# THE PROBLEM
Each record that follows should be repeated exactly, minus any images.
--*--
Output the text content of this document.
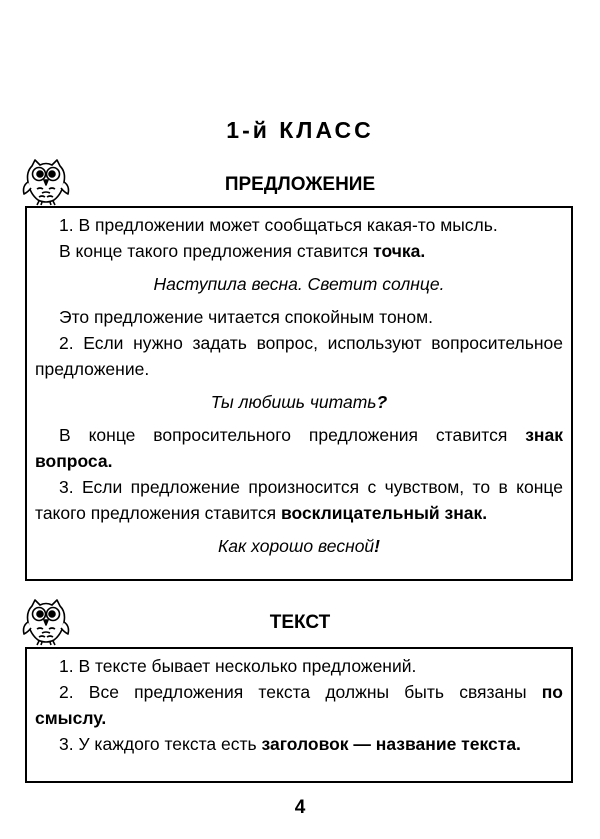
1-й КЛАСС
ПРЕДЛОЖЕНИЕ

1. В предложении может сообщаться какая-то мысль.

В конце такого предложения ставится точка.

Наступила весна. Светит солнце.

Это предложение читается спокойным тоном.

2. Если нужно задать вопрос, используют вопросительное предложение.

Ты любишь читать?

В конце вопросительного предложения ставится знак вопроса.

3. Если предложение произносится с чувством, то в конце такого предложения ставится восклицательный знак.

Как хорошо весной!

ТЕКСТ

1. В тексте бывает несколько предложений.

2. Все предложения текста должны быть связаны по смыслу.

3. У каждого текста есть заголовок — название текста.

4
--*--
# REPLY
Output the text content of this document.
1-й КЛАСС
ПРЕДЛОЖЕНИЕ

1. В предложении может сообщаться какая-то мысль.

В конце такого предложения ставится точка.

Наступила весна. Светит солнце.

Это предложение читается спокойным тоном.

2. Если нужно задать вопрос, используют вопросительное предложение.

Ты любишь читать?

В конце вопросительного предложения ставится знак вопроса.

3. Если предложение произносится с чувством, то в конце такого предложения ставится восклицательный знак.

Как хорошо весной!

ТЕКСТ

1. В тексте бывает несколько предложений.

2. Все предложения текста должны быть связаны по смыслу.

3. У каждого текста есть заголовок — название текста.

4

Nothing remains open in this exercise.